(Dataset records)
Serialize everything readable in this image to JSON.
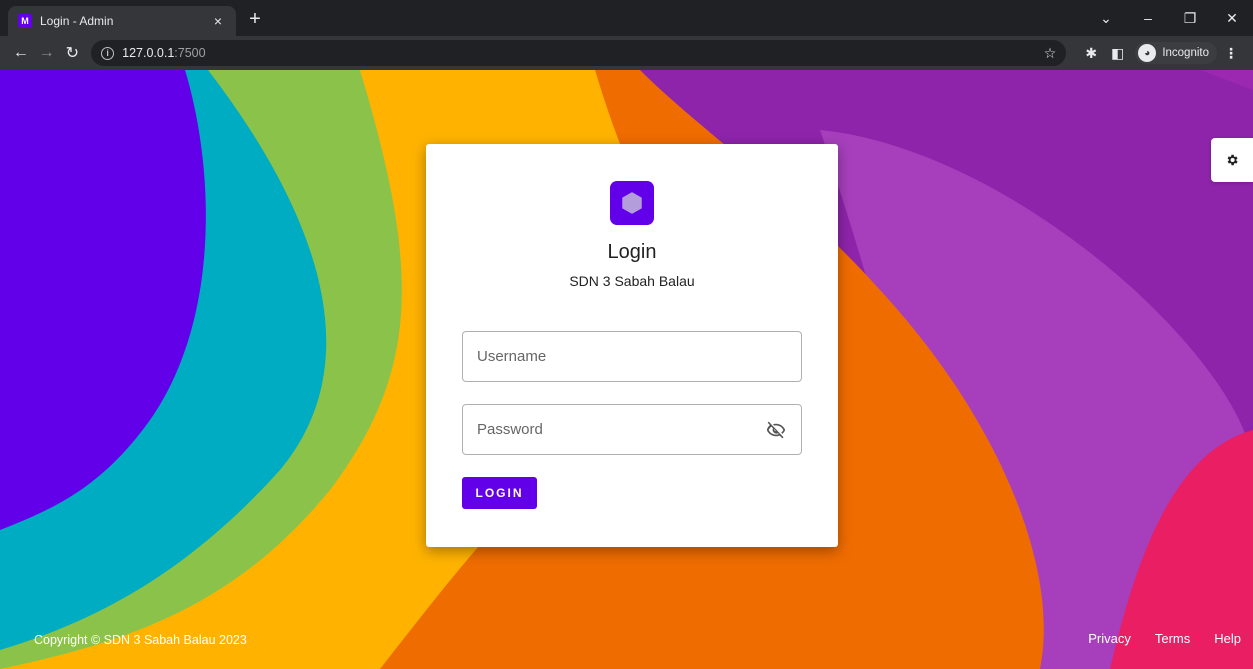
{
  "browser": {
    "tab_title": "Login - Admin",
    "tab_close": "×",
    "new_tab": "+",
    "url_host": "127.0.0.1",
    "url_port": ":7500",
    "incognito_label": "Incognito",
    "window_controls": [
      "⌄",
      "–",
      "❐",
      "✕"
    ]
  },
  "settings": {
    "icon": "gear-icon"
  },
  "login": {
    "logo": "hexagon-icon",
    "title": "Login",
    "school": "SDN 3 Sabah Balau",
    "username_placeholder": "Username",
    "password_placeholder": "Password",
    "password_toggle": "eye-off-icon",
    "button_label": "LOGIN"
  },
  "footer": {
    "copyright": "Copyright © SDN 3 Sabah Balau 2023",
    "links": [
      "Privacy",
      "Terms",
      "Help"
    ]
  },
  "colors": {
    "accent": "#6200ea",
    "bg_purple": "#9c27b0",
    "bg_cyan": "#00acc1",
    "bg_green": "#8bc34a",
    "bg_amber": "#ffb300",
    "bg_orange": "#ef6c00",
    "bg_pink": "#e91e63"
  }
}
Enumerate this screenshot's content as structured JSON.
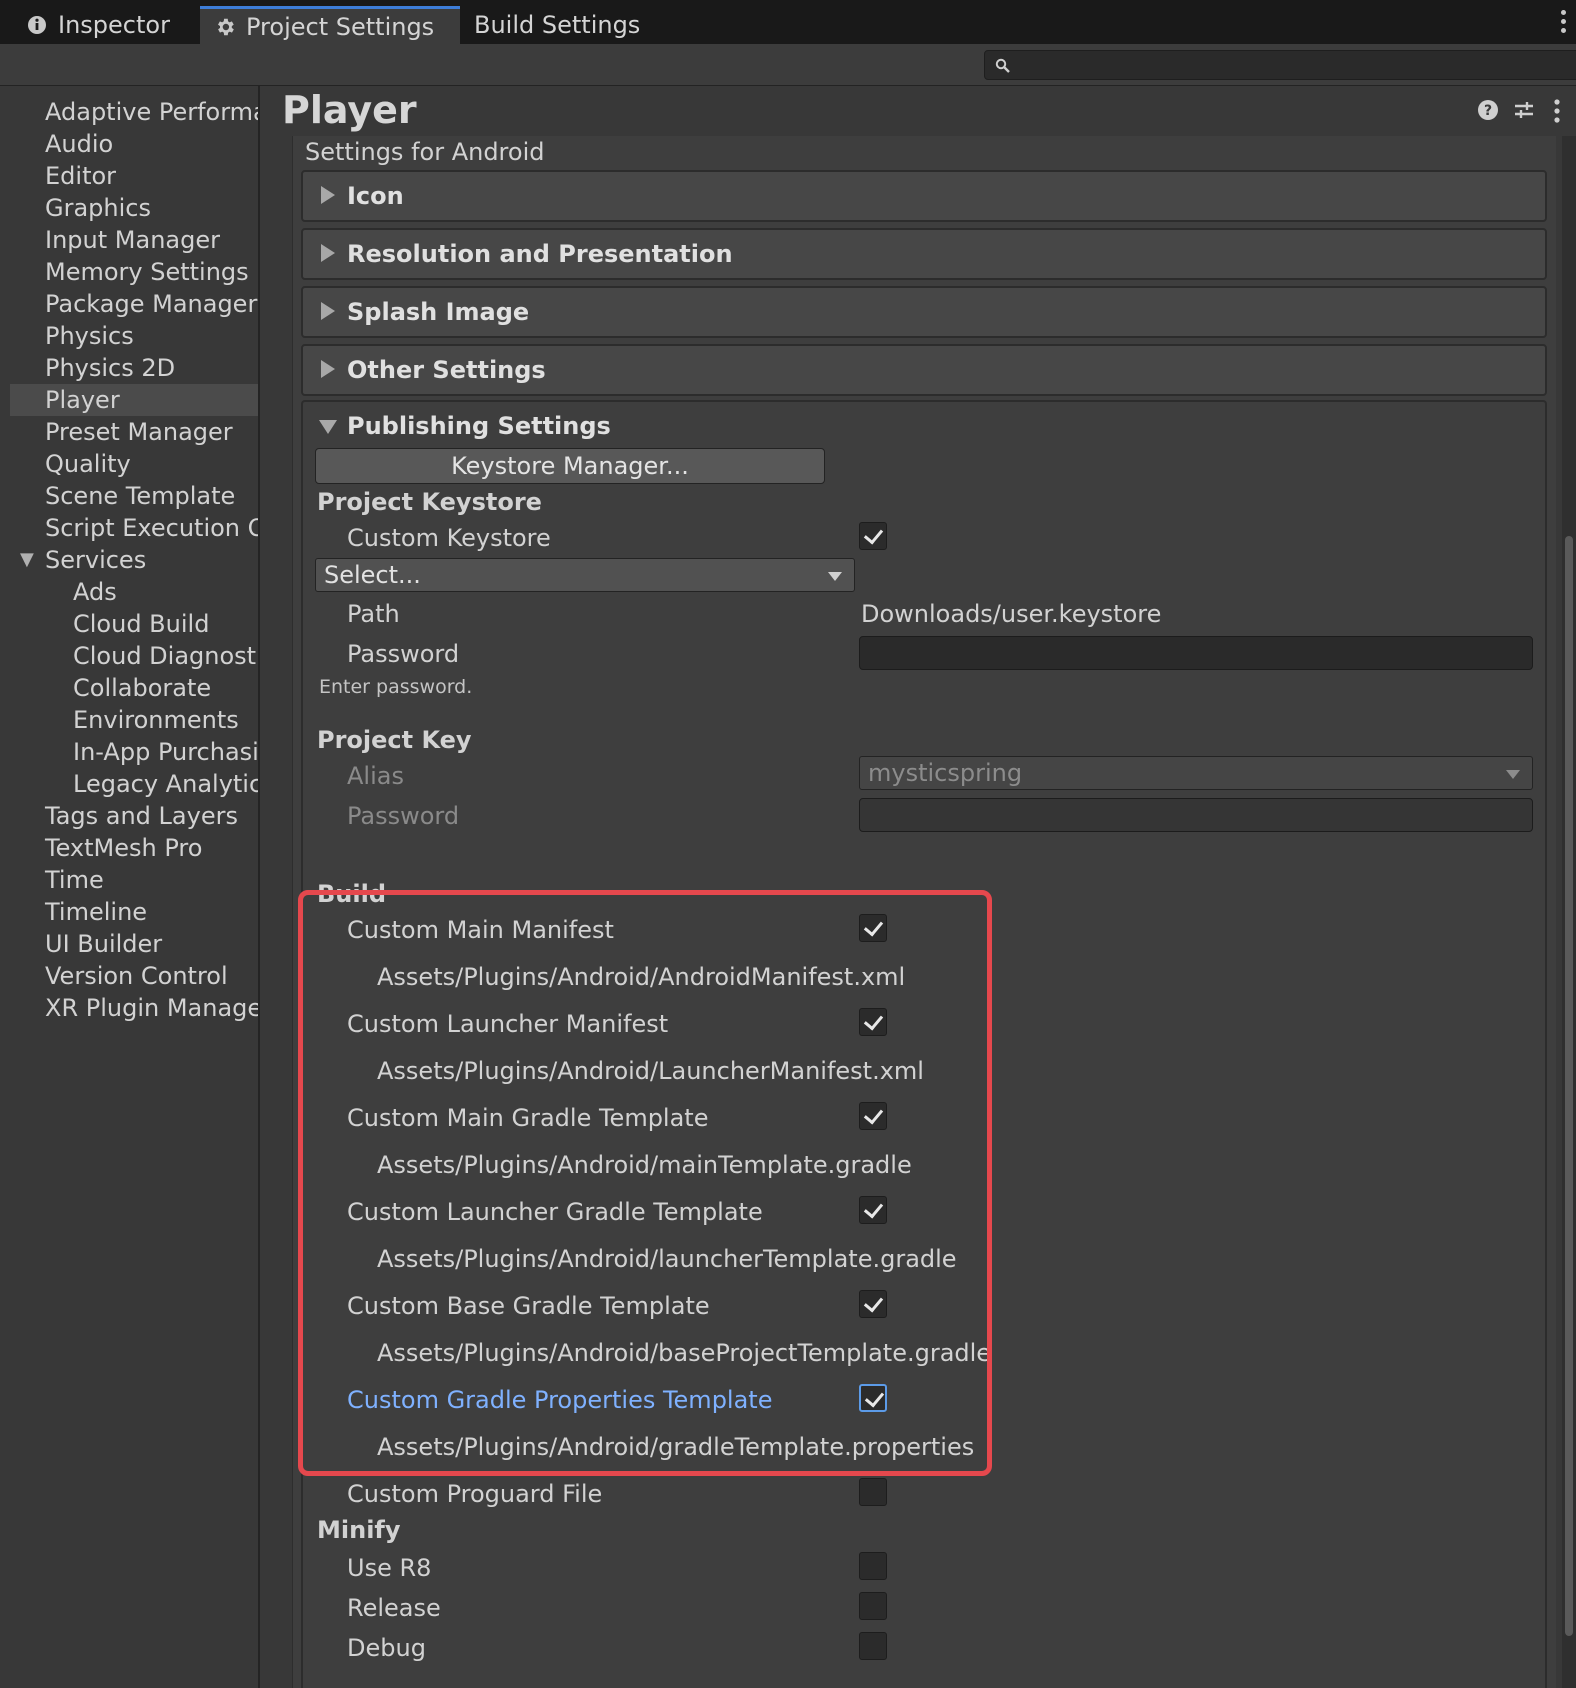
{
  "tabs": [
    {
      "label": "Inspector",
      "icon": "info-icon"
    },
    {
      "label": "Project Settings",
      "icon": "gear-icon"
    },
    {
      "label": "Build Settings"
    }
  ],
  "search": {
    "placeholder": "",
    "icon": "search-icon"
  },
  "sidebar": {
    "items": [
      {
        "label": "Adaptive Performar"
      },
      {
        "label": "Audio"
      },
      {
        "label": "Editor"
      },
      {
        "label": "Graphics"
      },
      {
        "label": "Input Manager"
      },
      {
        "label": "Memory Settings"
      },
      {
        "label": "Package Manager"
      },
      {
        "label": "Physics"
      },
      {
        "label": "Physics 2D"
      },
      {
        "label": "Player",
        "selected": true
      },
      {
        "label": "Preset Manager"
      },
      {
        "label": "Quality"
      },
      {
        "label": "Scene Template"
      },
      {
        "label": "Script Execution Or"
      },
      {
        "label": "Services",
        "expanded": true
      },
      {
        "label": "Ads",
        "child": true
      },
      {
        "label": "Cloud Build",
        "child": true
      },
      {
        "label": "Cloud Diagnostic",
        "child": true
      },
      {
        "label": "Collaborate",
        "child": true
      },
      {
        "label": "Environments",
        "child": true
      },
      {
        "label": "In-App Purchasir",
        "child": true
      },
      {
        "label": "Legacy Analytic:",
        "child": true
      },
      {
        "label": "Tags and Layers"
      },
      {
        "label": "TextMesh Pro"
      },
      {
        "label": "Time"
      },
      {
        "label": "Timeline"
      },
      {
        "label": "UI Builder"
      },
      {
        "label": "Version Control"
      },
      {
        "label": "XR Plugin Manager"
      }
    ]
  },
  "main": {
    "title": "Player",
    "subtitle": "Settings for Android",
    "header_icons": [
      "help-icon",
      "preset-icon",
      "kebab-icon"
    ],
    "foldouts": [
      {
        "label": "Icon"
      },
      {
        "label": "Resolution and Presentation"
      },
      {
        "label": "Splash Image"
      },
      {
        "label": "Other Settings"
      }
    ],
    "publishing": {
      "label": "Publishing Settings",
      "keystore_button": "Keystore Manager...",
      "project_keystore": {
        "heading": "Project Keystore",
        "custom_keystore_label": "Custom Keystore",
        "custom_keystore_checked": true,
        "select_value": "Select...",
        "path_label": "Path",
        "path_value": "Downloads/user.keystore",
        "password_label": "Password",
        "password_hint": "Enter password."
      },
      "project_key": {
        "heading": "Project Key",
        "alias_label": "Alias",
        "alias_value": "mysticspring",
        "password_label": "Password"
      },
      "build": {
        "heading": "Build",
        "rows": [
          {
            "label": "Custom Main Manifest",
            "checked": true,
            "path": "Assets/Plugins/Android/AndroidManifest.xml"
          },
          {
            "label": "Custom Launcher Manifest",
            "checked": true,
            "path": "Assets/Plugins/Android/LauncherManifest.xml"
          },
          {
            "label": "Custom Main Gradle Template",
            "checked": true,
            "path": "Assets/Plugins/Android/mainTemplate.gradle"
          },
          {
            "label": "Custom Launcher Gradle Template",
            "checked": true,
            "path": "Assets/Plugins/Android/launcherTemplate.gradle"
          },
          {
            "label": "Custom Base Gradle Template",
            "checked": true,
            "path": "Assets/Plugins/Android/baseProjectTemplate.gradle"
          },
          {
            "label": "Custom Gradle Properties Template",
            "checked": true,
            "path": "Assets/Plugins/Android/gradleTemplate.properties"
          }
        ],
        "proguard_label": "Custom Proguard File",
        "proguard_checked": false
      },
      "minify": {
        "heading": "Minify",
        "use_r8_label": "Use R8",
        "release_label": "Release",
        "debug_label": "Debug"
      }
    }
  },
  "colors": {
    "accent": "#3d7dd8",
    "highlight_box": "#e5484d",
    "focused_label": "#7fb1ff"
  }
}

→ The request:
Extract each line holding the word "Manager" from the records.

→ Answer to this task:
        "label": "Input Manager"
        "label": "Package Manager"
        "label": "Preset Manager"
        "label": "XR Plugin Manager"
      "keystore_button": "Keystore Manager...",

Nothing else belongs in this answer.